> **INSTRUCTION**
From the entries below, copy every line where the string "Ιούνιος" appears.
━━━━━ LISTED ENTRIES
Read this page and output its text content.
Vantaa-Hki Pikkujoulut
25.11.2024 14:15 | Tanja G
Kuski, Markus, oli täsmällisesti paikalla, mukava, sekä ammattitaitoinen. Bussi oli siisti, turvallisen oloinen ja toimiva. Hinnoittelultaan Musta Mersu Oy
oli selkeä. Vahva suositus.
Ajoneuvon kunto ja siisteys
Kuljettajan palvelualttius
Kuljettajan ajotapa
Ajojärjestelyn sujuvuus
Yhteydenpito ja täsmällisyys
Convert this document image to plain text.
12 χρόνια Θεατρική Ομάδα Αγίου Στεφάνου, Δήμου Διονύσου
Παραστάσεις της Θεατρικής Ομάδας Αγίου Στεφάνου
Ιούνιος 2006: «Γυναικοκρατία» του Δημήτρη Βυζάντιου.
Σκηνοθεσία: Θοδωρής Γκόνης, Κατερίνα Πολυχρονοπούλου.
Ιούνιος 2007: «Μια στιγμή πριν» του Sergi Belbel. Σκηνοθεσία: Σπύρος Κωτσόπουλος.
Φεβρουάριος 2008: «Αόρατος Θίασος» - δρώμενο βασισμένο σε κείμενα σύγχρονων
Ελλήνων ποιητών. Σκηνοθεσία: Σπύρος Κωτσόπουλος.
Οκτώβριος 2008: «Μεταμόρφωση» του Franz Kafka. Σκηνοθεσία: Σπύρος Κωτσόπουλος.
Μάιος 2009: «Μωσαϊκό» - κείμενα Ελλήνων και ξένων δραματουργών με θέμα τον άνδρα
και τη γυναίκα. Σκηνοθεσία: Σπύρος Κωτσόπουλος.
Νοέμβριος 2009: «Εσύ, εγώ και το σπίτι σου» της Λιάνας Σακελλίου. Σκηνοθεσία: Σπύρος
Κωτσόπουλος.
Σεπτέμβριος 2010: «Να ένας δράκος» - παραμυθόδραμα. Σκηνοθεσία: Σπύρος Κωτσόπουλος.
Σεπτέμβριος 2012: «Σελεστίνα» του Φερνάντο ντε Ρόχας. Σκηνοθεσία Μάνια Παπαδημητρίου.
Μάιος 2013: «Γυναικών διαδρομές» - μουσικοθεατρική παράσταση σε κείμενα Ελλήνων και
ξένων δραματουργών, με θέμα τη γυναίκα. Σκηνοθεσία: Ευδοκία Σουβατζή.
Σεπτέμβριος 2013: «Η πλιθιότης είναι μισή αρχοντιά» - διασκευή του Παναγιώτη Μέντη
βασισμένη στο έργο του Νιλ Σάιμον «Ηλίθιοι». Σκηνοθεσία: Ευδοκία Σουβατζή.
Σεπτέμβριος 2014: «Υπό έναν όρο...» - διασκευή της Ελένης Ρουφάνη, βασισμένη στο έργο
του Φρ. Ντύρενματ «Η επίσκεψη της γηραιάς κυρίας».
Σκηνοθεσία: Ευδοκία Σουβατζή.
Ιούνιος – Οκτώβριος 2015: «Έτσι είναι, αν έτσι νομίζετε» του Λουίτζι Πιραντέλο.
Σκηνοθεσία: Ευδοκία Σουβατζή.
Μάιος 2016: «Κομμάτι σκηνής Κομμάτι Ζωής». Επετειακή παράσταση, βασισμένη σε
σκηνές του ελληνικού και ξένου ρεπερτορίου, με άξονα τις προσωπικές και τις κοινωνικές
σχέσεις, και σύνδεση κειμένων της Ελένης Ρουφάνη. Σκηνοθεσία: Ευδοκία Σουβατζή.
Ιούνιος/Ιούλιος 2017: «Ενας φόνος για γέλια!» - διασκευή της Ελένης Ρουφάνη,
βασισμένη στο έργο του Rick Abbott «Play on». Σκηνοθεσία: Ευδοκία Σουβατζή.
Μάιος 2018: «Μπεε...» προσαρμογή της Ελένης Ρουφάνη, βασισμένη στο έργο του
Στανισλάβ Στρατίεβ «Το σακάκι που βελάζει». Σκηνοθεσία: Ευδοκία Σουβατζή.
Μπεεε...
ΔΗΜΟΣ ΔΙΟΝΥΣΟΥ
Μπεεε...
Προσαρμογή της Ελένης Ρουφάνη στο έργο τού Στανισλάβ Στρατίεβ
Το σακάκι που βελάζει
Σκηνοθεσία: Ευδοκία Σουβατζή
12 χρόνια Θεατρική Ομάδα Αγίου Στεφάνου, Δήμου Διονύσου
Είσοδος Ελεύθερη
━━━━━━━━━━
> **SOLUTION FOR THIS TASK**
Ιούνιος 2006: «Γυναικοκρατία» του Δημήτρη Βυζάντιου.
Ιούνιος 2007: «Μια στιγμή πριν» του Sergi Belbel. Σκηνοθεσία: Σπύρος Κωτσόπουλος.
Ιούνιος – Οκτώβριος 2015: «Έτσι είναι, αν έτσι νομίζετε» του Λουίτζι Πιραντέλο.
Ιούνιος/Ιούλιος 2017: «Ενας φόνος για γέλια!» - διασκευή της Ελένης Ρουφάνη,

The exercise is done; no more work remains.